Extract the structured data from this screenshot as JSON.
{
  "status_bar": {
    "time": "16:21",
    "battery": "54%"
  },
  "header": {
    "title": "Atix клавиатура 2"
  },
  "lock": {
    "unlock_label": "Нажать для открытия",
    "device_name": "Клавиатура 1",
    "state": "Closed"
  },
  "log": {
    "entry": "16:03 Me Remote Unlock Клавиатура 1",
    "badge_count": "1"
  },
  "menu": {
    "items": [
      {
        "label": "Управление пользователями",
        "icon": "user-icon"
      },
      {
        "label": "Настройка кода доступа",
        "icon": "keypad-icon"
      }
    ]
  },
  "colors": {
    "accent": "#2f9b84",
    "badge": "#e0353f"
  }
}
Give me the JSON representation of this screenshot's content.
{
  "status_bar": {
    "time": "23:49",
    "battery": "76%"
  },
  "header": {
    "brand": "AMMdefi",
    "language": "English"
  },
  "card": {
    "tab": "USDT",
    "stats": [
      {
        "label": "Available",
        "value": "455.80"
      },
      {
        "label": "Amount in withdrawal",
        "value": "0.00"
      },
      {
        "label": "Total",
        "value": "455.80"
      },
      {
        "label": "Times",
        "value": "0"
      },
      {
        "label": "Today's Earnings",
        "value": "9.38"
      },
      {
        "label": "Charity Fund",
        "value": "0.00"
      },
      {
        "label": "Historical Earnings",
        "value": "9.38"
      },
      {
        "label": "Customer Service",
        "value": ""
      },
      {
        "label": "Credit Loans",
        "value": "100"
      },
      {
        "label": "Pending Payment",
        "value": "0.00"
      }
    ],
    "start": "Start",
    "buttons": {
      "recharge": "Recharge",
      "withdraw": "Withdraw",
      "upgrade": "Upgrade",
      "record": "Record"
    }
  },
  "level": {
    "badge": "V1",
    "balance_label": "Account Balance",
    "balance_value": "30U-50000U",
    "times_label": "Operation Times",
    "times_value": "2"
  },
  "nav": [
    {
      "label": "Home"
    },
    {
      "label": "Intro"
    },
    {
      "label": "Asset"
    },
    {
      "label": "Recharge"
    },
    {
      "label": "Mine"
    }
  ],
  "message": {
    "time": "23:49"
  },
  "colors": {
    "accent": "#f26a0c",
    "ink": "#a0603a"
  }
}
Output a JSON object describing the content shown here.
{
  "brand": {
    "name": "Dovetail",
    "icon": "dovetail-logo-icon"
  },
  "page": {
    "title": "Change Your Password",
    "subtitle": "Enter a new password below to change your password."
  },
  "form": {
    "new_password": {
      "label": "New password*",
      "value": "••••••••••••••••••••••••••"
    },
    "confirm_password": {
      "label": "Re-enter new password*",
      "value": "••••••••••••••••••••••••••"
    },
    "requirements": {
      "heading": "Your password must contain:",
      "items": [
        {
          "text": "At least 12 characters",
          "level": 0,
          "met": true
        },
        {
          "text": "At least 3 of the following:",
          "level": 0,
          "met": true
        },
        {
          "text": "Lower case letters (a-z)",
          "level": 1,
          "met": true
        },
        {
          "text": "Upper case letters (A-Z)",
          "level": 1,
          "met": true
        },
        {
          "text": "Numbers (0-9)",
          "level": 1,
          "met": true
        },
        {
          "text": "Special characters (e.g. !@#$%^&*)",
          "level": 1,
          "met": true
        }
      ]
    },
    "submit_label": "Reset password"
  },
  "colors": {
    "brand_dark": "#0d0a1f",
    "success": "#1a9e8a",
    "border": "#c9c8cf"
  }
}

***

__Exercise goal__: Reproduce every line above without error.

__Solved exercise__:
Extract the structured data from this screenshot as JSON.
{
  "status_bar": {
    "time": "16:21",
    "battery": "54%"
  },
  "header": {
    "title": "Atix клавиатура 2"
  },
  "lock": {
    "unlock_label": "Нажать для открытия",
    "device_name": "Клавиатура 1",
    "state": "Closed"
  },
  "log": {
    "entry": "16:03 Me Remote Unlock Клавиатура 1",
    "badge_count": "1"
  },
  "menu": {
    "items": [
      {
        "label": "Управление пользователями",
        "icon": "user-icon"
      },
      {
        "label": "Настройка кода доступа",
        "icon": "keypad-icon"
      }
    ]
  },
  "colors": {
    "accent": "#2f9b84",
    "badge": "#e0353f"
  }
}
Give me the JSON representation of this screenshot's content.
{
  "status_bar": {
    "time": "23:49",
    "battery": "76%"
  },
  "header": {
    "brand": "AMMdefi",
    "language": "English"
  },
  "card": {
    "tab": "USDT",
    "stats": [
      {
        "label": "Available",
        "value": "455.80"
      },
      {
        "label": "Amount in withdrawal",
        "value": "0.00"
      },
      {
        "label": "Total",
        "value": "455.80"
      },
      {
        "label": "Times",
        "value": "0"
      },
      {
        "label": "Today's Earnings",
        "value": "9.38"
      },
      {
        "label": "Charity Fund",
        "value": "0.00"
      },
      {
        "label": "Historical Earnings",
        "value": "9.38"
      },
      {
        "label": "Customer Service",
        "value": ""
      },
      {
        "label": "Credit Loans",
        "value": "100"
      },
      {
        "label": "Pending Payment",
        "value": "0.00"
      }
    ],
    "start": "Start",
    "buttons": {
      "recharge": "Recharge",
      "withdraw": "Withdraw",
      "upgrade": "Upgrade",
      "record": "Record"
    }
  },
  "level": {
    "badge": "V1",
    "balance_label": "Account Balance",
    "balance_value": "30U-50000U",
    "times_label": "Operation Times",
    "times_value": "2"
  },
  "nav": [
    {
      "label": "Home"
    },
    {
      "label": "Intro"
    },
    {
      "label": "Asset"
    },
    {
      "label": "Recharge"
    },
    {
      "label": "Mine"
    }
  ],
  "message": {
    "time": "23:49"
  },
  "colors": {
    "accent": "#f26a0c",
    "ink": "#a0603a"
  }
}
Output a JSON object describing the content shown here.
{
  "brand": {
    "name": "Dovetail",
    "icon": "dovetail-logo-icon"
  },
  "page": {
    "title": "Change Your Password",
    "subtitle": "Enter a new password below to change your password."
  },
  "form": {
    "new_password": {
      "label": "New password*",
      "value": "••••••••••••••••••••••••••"
    },
    "confirm_password": {
      "label": "Re-enter new password*",
      "value": "••••••••••••••••••••••••••"
    },
    "requirements": {
      "heading": "Your password must contain:",
      "items": [
        {
          "text": "At least 12 characters",
          "level": 0,
          "met": true
        },
        {
          "text": "At least 3 of the following:",
          "level": 0,
          "met": true
        },
        {
          "text": "Lower case letters (a-z)",
          "level": 1,
          "met": true
        },
        {
          "text": "Upper case letters (A-Z)",
          "level": 1,
          "met": true
        },
        {
          "text": "Numbers (0-9)",
          "level": 1,
          "met": true
        },
        {
          "text": "Special characters (e.g. !@#$%^&*)",
          "level": 1,
          "met": true
        }
      ]
    },
    "submit_label": "Reset password"
  },
  "colors": {
    "brand_dark": "#0d0a1f",
    "success": "#1a9e8a",
    "border": "#c9c8cf"
  }
}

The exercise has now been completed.